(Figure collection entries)

'''

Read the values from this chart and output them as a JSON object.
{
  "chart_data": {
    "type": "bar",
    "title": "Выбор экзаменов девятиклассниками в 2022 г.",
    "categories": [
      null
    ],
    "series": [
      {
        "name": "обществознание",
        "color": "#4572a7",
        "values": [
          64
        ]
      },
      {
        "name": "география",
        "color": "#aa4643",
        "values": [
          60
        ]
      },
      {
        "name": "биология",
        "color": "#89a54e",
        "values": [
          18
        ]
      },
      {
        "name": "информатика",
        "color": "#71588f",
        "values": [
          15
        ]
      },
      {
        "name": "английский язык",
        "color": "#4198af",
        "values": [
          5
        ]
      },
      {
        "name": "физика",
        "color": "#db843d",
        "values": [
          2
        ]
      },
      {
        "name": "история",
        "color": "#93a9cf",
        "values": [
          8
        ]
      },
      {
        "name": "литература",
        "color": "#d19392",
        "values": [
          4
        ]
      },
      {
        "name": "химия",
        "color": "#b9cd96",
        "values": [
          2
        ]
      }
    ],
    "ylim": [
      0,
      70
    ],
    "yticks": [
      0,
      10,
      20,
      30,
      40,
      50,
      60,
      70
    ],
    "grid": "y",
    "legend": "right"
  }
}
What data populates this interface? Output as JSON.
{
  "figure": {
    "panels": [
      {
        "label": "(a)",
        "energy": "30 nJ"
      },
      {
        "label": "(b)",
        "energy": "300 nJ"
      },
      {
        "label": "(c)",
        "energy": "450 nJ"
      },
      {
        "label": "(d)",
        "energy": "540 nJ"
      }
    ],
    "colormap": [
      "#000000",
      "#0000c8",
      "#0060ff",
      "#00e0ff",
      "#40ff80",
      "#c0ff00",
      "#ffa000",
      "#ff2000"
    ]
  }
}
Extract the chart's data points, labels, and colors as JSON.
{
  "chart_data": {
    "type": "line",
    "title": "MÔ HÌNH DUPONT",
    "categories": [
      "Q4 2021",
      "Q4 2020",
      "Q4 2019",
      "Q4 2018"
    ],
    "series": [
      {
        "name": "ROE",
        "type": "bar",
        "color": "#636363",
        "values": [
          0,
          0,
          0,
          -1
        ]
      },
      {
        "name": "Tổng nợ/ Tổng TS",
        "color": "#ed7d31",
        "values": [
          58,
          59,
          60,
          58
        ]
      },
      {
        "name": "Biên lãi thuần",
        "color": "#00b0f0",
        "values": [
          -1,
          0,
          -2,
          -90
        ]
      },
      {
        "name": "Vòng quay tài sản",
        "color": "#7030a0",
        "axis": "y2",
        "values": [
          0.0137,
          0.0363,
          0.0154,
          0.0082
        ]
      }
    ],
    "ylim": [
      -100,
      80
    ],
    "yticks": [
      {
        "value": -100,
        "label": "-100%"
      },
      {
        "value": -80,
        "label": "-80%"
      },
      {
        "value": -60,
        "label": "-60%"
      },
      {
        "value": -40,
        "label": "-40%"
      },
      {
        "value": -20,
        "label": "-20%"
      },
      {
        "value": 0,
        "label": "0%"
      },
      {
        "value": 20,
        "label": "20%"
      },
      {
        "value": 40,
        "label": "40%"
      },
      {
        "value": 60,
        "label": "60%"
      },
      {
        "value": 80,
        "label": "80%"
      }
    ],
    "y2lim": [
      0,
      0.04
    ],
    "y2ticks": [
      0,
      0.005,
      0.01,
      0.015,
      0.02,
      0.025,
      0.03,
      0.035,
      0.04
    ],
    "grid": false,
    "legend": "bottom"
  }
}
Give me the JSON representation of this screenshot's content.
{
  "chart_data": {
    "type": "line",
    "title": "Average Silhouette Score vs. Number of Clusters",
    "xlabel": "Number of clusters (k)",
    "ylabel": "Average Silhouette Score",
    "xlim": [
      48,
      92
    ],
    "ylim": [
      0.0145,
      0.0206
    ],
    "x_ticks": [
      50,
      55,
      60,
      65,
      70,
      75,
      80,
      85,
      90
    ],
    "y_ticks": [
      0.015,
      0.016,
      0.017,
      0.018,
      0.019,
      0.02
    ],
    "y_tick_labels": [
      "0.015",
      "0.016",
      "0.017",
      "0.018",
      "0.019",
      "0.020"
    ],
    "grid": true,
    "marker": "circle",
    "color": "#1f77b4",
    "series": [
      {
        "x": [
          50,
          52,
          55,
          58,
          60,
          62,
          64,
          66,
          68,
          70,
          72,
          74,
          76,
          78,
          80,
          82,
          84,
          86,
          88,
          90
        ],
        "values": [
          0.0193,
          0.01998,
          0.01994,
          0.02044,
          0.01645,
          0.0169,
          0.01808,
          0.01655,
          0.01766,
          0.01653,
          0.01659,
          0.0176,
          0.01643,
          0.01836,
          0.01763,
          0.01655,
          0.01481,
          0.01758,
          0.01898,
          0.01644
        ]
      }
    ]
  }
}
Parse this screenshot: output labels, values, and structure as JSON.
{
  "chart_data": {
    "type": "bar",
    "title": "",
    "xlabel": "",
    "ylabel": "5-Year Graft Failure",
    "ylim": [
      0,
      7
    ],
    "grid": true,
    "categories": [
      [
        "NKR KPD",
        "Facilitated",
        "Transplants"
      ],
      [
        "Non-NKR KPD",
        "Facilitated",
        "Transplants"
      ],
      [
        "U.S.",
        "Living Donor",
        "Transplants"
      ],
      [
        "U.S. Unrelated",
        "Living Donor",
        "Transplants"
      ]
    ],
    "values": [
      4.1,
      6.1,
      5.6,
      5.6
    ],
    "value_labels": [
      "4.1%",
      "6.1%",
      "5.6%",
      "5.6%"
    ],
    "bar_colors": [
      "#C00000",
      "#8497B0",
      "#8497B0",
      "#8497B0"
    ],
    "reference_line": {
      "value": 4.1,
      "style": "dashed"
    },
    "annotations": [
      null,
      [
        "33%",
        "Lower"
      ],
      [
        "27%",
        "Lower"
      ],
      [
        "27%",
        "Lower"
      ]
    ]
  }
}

'''

* [DO THIS]
Search the data above for lines holding "Silhouette" and copy each of them.

* [THE OUTPUT]
    "title": "Average Silhouette Score vs. Number of Clusters",
    "ylabel": "Average Silhouette Score",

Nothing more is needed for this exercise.